Repeat, exactly and completely, the material that follows. Omit the pictures.

====== MATERIAL FOR THIS EXERCISE

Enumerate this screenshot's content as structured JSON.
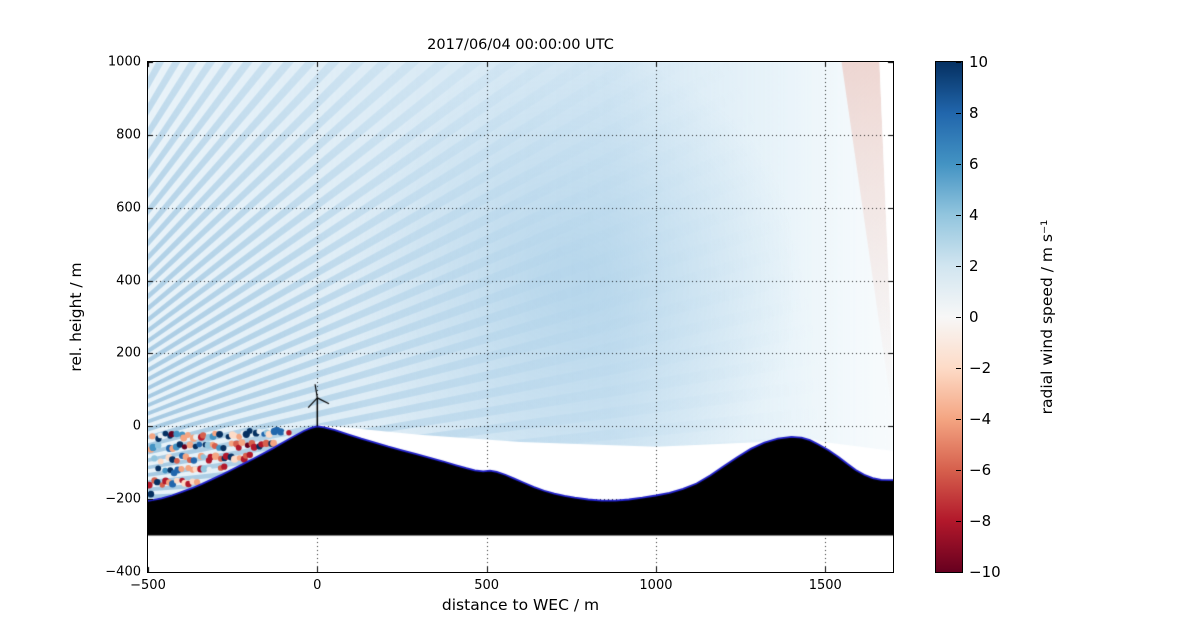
{
  "figure": {
    "background": "#ffffff"
  },
  "chart_data": {
    "type": "heatmap",
    "title": "2017/06/04 00:00:00 UTC",
    "xlabel": "distance to WEC / m",
    "ylabel": "rel. height / m",
    "xlim": [
      -500,
      1700
    ],
    "ylim": [
      -400,
      1000
    ],
    "xticks": [
      -500,
      0,
      500,
      1000,
      1500
    ],
    "xtick_labels": [
      "−500",
      "0",
      "500",
      "1000",
      "1500"
    ],
    "yticks": [
      -400,
      -200,
      0,
      200,
      400,
      600,
      800,
      1000
    ],
    "ytick_labels": [
      "−400",
      "−200",
      "0",
      "200",
      "400",
      "600",
      "800",
      "1000"
    ],
    "grid": true,
    "colorbar": {
      "label": "radial wind speed / m s⁻¹",
      "lim": [
        -10,
        10
      ],
      "ticks": [
        10,
        8,
        6,
        4,
        2,
        0,
        -2,
        -4,
        -6,
        -8,
        -10
      ],
      "tick_labels": [
        "10",
        "8",
        "6",
        "4",
        "2",
        "0",
        "−2",
        "−4",
        "−6",
        "−8",
        "−10"
      ],
      "cmap": "RdBu",
      "cmap_stops": [
        [
          0.0,
          "#67001f"
        ],
        [
          0.1,
          "#b2182b"
        ],
        [
          0.2,
          "#d6604d"
        ],
        [
          0.3,
          "#f4a582"
        ],
        [
          0.4,
          "#fddbc7"
        ],
        [
          0.5,
          "#f7f7f7"
        ],
        [
          0.6,
          "#d1e5f0"
        ],
        [
          0.7,
          "#92c5de"
        ],
        [
          0.8,
          "#4393c3"
        ],
        [
          0.9,
          "#2166ac"
        ],
        [
          1.0,
          "#053061"
        ]
      ]
    },
    "scan": {
      "origin_m": [
        -1200,
        -220
      ],
      "min_elevation_deg": 1.8,
      "beam_step_deg": 1.62,
      "beam_width_deg": 0.8,
      "beam_count": 37,
      "max_range_m": 3400,
      "beam_color": "#82b2d4",
      "field_color": "#bcdaee",
      "typical_speed_ms": 3,
      "enhanced_region": {
        "center_m": [
          750,
          400
        ],
        "radius_m": 680,
        "color": "#96c4e2"
      }
    },
    "shadow_boundary": [
      [
        -5,
        5
      ],
      [
        300,
        -23
      ],
      [
        600,
        -43
      ],
      [
        1000,
        -56
      ],
      [
        1300,
        -44
      ],
      [
        1420,
        -26
      ],
      [
        1500,
        -44
      ],
      [
        1700,
        -68
      ]
    ],
    "right_edge_negative_patch": {
      "polygon": [
        [
          1548,
          1000
        ],
        [
          1660,
          1000
        ],
        [
          1700,
          120
        ],
        [
          1700,
          20
        ]
      ],
      "color": "#e9bab0",
      "white_corner": [
        [
          1660,
          1000
        ],
        [
          1700,
          1000
        ],
        [
          1700,
          130
        ]
      ]
    },
    "terrain": {
      "fill": "#000000",
      "outline_color": "#2222cc",
      "base_height_m": -300,
      "points": [
        [
          -500,
          -205
        ],
        [
          -460,
          -198
        ],
        [
          -430,
          -190
        ],
        [
          -400,
          -180
        ],
        [
          -370,
          -170
        ],
        [
          -340,
          -158
        ],
        [
          -310,
          -145
        ],
        [
          -280,
          -132
        ],
        [
          -250,
          -118
        ],
        [
          -220,
          -104
        ],
        [
          -190,
          -90
        ],
        [
          -160,
          -75
        ],
        [
          -130,
          -60
        ],
        [
          -100,
          -44
        ],
        [
          -70,
          -28
        ],
        [
          -40,
          -13
        ],
        [
          -20,
          -5
        ],
        [
          0,
          0
        ],
        [
          20,
          -3
        ],
        [
          50,
          -10
        ],
        [
          90,
          -22
        ],
        [
          130,
          -34
        ],
        [
          170,
          -45
        ],
        [
          210,
          -56
        ],
        [
          250,
          -66
        ],
        [
          290,
          -76
        ],
        [
          330,
          -86
        ],
        [
          370,
          -96
        ],
        [
          410,
          -107
        ],
        [
          440,
          -115
        ],
        [
          465,
          -121
        ],
        [
          490,
          -124
        ],
        [
          510,
          -122
        ],
        [
          530,
          -125
        ],
        [
          555,
          -133
        ],
        [
          580,
          -143
        ],
        [
          610,
          -155
        ],
        [
          640,
          -167
        ],
        [
          670,
          -177
        ],
        [
          700,
          -185
        ],
        [
          730,
          -191
        ],
        [
          760,
          -196
        ],
        [
          800,
          -201
        ],
        [
          840,
          -204
        ],
        [
          880,
          -204
        ],
        [
          920,
          -201
        ],
        [
          960,
          -196
        ],
        [
          1000,
          -190
        ],
        [
          1040,
          -183
        ],
        [
          1080,
          -172
        ],
        [
          1120,
          -157
        ],
        [
          1160,
          -135
        ],
        [
          1200,
          -110
        ],
        [
          1240,
          -85
        ],
        [
          1280,
          -62
        ],
        [
          1320,
          -45
        ],
        [
          1360,
          -34
        ],
        [
          1400,
          -29
        ],
        [
          1430,
          -31
        ],
        [
          1455,
          -38
        ],
        [
          1480,
          -50
        ],
        [
          1510,
          -66
        ],
        [
          1540,
          -85
        ],
        [
          1565,
          -103
        ],
        [
          1590,
          -120
        ],
        [
          1615,
          -133
        ],
        [
          1640,
          -142
        ],
        [
          1665,
          -147
        ],
        [
          1700,
          -148
        ]
      ]
    },
    "turbine": {
      "x_m": 0,
      "hub_height_m": 78,
      "rotor_radius_m": 38,
      "blade_angles_deg": [
        100,
        225,
        335
      ]
    },
    "noise_scatter": {
      "x_start_m": -495,
      "spacing_m": 11.5,
      "row_heights_m": [
        -29,
        -60,
        -92,
        -124,
        -156,
        -188
      ],
      "row_slope": 0.03,
      "dot_radius_px": 2.6,
      "palette": [
        "#67001f",
        "#b2182b",
        "#b2182b",
        "#d6604d",
        "#d6604d",
        "#f4a582",
        "#f4a582",
        "#fddbc7",
        "#e8eef2",
        "#92c5de",
        "#4393c3",
        "#2166ac",
        "#2166ac",
        "#053061",
        "#053061"
      ]
    }
  }
}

============

* [EXERCISE RESULT]
Enumerate this screenshot's content as structured JSON.
{
  "figure": {
    "background": "#ffffff"
  },
  "chart_data": {
    "type": "heatmap",
    "title": "2017/06/04 00:00:00 UTC",
    "xlabel": "distance to WEC / m",
    "ylabel": "rel. height / m",
    "xlim": [
      -500,
      1700
    ],
    "ylim": [
      -400,
      1000
    ],
    "xticks": [
      -500,
      0,
      500,
      1000,
      1500
    ],
    "xtick_labels": [
      "−500",
      "0",
      "500",
      "1000",
      "1500"
    ],
    "yticks": [
      -400,
      -200,
      0,
      200,
      400,
      600,
      800,
      1000
    ],
    "ytick_labels": [
      "−400",
      "−200",
      "0",
      "200",
      "400",
      "600",
      "800",
      "1000"
    ],
    "grid": true,
    "colorbar": {
      "label": "radial wind speed / m s⁻¹",
      "lim": [
        -10,
        10
      ],
      "ticks": [
        10,
        8,
        6,
        4,
        2,
        0,
        -2,
        -4,
        -6,
        -8,
        -10
      ],
      "tick_labels": [
        "10",
        "8",
        "6",
        "4",
        "2",
        "0",
        "−2",
        "−4",
        "−6",
        "−8",
        "−10"
      ],
      "cmap": "RdBu",
      "cmap_stops": [
        [
          0.0,
          "#67001f"
        ],
        [
          0.1,
          "#b2182b"
        ],
        [
          0.2,
          "#d6604d"
        ],
        [
          0.3,
          "#f4a582"
        ],
        [
          0.4,
          "#fddbc7"
        ],
        [
          0.5,
          "#f7f7f7"
        ],
        [
          0.6,
          "#d1e5f0"
        ],
        [
          0.7,
          "#92c5de"
        ],
        [
          0.8,
          "#4393c3"
        ],
        [
          0.9,
          "#2166ac"
        ],
        [
          1.0,
          "#053061"
        ]
      ]
    },
    "scan": {
      "origin_m": [
        -1200,
        -220
      ],
      "min_elevation_deg": 1.8,
      "beam_step_deg": 1.62,
      "beam_width_deg": 0.8,
      "beam_count": 37,
      "max_range_m": 3400,
      "beam_color": "#82b2d4",
      "field_color": "#bcdaee",
      "typical_speed_ms": 3,
      "enhanced_region": {
        "center_m": [
          750,
          400
        ],
        "radius_m": 680,
        "color": "#96c4e2"
      }
    },
    "shadow_boundary": [
      [
        -5,
        5
      ],
      [
        300,
        -23
      ],
      [
        600,
        -43
      ],
      [
        1000,
        -56
      ],
      [
        1300,
        -44
      ],
      [
        1420,
        -26
      ],
      [
        1500,
        -44
      ],
      [
        1700,
        -68
      ]
    ],
    "right_edge_negative_patch": {
      "polygon": [
        [
          1548,
          1000
        ],
        [
          1660,
          1000
        ],
        [
          1700,
          120
        ],
        [
          1700,
          20
        ]
      ],
      "color": "#e9bab0",
      "white_corner": [
        [
          1660,
          1000
        ],
        [
          1700,
          1000
        ],
        [
          1700,
          130
        ]
      ]
    },
    "terrain": {
      "fill": "#000000",
      "outline_color": "#2222cc",
      "base_height_m": -300,
      "points": [
        [
          -500,
          -205
        ],
        [
          -460,
          -198
        ],
        [
          -430,
          -190
        ],
        [
          -400,
          -180
        ],
        [
          -370,
          -170
        ],
        [
          -340,
          -158
        ],
        [
          -310,
          -145
        ],
        [
          -280,
          -132
        ],
        [
          -250,
          -118
        ],
        [
          -220,
          -104
        ],
        [
          -190,
          -90
        ],
        [
          -160,
          -75
        ],
        [
          -130,
          -60
        ],
        [
          -100,
          -44
        ],
        [
          -70,
          -28
        ],
        [
          -40,
          -13
        ],
        [
          -20,
          -5
        ],
        [
          0,
          0
        ],
        [
          20,
          -3
        ],
        [
          50,
          -10
        ],
        [
          90,
          -22
        ],
        [
          130,
          -34
        ],
        [
          170,
          -45
        ],
        [
          210,
          -56
        ],
        [
          250,
          -66
        ],
        [
          290,
          -76
        ],
        [
          330,
          -86
        ],
        [
          370,
          -96
        ],
        [
          410,
          -107
        ],
        [
          440,
          -115
        ],
        [
          465,
          -121
        ],
        [
          490,
          -124
        ],
        [
          510,
          -122
        ],
        [
          530,
          -125
        ],
        [
          555,
          -133
        ],
        [
          580,
          -143
        ],
        [
          610,
          -155
        ],
        [
          640,
          -167
        ],
        [
          670,
          -177
        ],
        [
          700,
          -185
        ],
        [
          730,
          -191
        ],
        [
          760,
          -196
        ],
        [
          800,
          -201
        ],
        [
          840,
          -204
        ],
        [
          880,
          -204
        ],
        [
          920,
          -201
        ],
        [
          960,
          -196
        ],
        [
          1000,
          -190
        ],
        [
          1040,
          -183
        ],
        [
          1080,
          -172
        ],
        [
          1120,
          -157
        ],
        [
          1160,
          -135
        ],
        [
          1200,
          -110
        ],
        [
          1240,
          -85
        ],
        [
          1280,
          -62
        ],
        [
          1320,
          -45
        ],
        [
          1360,
          -34
        ],
        [
          1400,
          -29
        ],
        [
          1430,
          -31
        ],
        [
          1455,
          -38
        ],
        [
          1480,
          -50
        ],
        [
          1510,
          -66
        ],
        [
          1540,
          -85
        ],
        [
          1565,
          -103
        ],
        [
          1590,
          -120
        ],
        [
          1615,
          -133
        ],
        [
          1640,
          -142
        ],
        [
          1665,
          -147
        ],
        [
          1700,
          -148
        ]
      ]
    },
    "turbine": {
      "x_m": 0,
      "hub_height_m": 78,
      "rotor_radius_m": 38,
      "blade_angles_deg": [
        100,
        225,
        335
      ]
    },
    "noise_scatter": {
      "x_start_m": -495,
      "spacing_m": 11.5,
      "row_heights_m": [
        -29,
        -60,
        -92,
        -124,
        -156,
        -188
      ],
      "row_slope": 0.03,
      "dot_radius_px": 2.6,
      "palette": [
        "#67001f",
        "#b2182b",
        "#b2182b",
        "#d6604d",
        "#d6604d",
        "#f4a582",
        "#f4a582",
        "#fddbc7",
        "#e8eef2",
        "#92c5de",
        "#4393c3",
        "#2166ac",
        "#2166ac",
        "#053061",
        "#053061"
      ]
    }
  }
}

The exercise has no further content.